## Data items

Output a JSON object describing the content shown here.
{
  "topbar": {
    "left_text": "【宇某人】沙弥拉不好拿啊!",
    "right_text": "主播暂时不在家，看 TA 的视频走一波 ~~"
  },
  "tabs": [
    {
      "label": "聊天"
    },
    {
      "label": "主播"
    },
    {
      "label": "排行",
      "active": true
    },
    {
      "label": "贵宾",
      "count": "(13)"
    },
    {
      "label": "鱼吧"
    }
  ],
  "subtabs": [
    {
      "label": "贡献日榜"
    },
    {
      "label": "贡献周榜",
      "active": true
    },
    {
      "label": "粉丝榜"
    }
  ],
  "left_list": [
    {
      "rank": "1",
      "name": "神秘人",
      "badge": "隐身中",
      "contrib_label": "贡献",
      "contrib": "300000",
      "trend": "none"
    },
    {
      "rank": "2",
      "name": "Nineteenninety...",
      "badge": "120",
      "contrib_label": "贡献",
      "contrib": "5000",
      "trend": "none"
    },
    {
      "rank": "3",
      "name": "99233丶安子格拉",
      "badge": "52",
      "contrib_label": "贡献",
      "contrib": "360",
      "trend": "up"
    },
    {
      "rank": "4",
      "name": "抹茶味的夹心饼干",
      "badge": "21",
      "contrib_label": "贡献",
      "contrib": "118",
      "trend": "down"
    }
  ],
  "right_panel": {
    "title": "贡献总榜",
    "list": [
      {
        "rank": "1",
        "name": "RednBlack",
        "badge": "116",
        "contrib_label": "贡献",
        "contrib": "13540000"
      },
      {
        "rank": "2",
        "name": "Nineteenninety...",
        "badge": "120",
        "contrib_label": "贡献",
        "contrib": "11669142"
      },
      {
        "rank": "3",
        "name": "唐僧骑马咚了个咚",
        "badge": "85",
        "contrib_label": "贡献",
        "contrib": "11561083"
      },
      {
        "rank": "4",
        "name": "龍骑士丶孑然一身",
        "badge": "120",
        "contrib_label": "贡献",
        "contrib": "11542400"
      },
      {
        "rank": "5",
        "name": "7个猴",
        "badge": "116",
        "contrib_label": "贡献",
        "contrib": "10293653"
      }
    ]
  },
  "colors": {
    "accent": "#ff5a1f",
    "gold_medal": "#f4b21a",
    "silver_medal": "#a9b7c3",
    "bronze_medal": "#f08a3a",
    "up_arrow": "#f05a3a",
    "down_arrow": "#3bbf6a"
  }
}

## WRITTEN REQUEST
Can you restate every record above word for word?

## ANSWER TO THE EXERCISE
Output a JSON object describing the content shown here.
{
  "topbar": {
    "left_text": "【宇某人】沙弥拉不好拿啊!",
    "right_text": "主播暂时不在家，看 TA 的视频走一波 ~~"
  },
  "tabs": [
    {
      "label": "聊天"
    },
    {
      "label": "主播"
    },
    {
      "label": "排行",
      "active": true
    },
    {
      "label": "贵宾",
      "count": "(13)"
    },
    {
      "label": "鱼吧"
    }
  ],
  "subtabs": [
    {
      "label": "贡献日榜"
    },
    {
      "label": "贡献周榜",
      "active": true
    },
    {
      "label": "粉丝榜"
    }
  ],
  "left_list": [
    {
      "rank": "1",
      "name": "神秘人",
      "badge": "隐身中",
      "contrib_label": "贡献",
      "contrib": "300000",
      "trend": "none"
    },
    {
      "rank": "2",
      "name": "Nineteenninety...",
      "badge": "120",
      "contrib_label": "贡献",
      "contrib": "5000",
      "trend": "none"
    },
    {
      "rank": "3",
      "name": "99233丶安子格拉",
      "badge": "52",
      "contrib_label": "贡献",
      "contrib": "360",
      "trend": "up"
    },
    {
      "rank": "4",
      "name": "抹茶味的夹心饼干",
      "badge": "21",
      "contrib_label": "贡献",
      "contrib": "118",
      "trend": "down"
    }
  ],
  "right_panel": {
    "title": "贡献总榜",
    "list": [
      {
        "rank": "1",
        "name": "RednBlack",
        "badge": "116",
        "contrib_label": "贡献",
        "contrib": "13540000"
      },
      {
        "rank": "2",
        "name": "Nineteenninety...",
        "badge": "120",
        "contrib_label": "贡献",
        "contrib": "11669142"
      },
      {
        "rank": "3",
        "name": "唐僧骑马咚了个咚",
        "badge": "85",
        "contrib_label": "贡献",
        "contrib": "11561083"
      },
      {
        "rank": "4",
        "name": "龍骑士丶孑然一身",
        "badge": "120",
        "contrib_label": "贡献",
        "contrib": "11542400"
      },
      {
        "rank": "5",
        "name": "7个猴",
        "badge": "116",
        "contrib_label": "贡献",
        "contrib": "10293653"
      }
    ]
  },
  "colors": {
    "accent": "#ff5a1f",
    "gold_medal": "#f4b21a",
    "silver_medal": "#a9b7c3",
    "bronze_medal": "#f08a3a",
    "up_arrow": "#f05a3a",
    "down_arrow": "#3bbf6a"
  }
}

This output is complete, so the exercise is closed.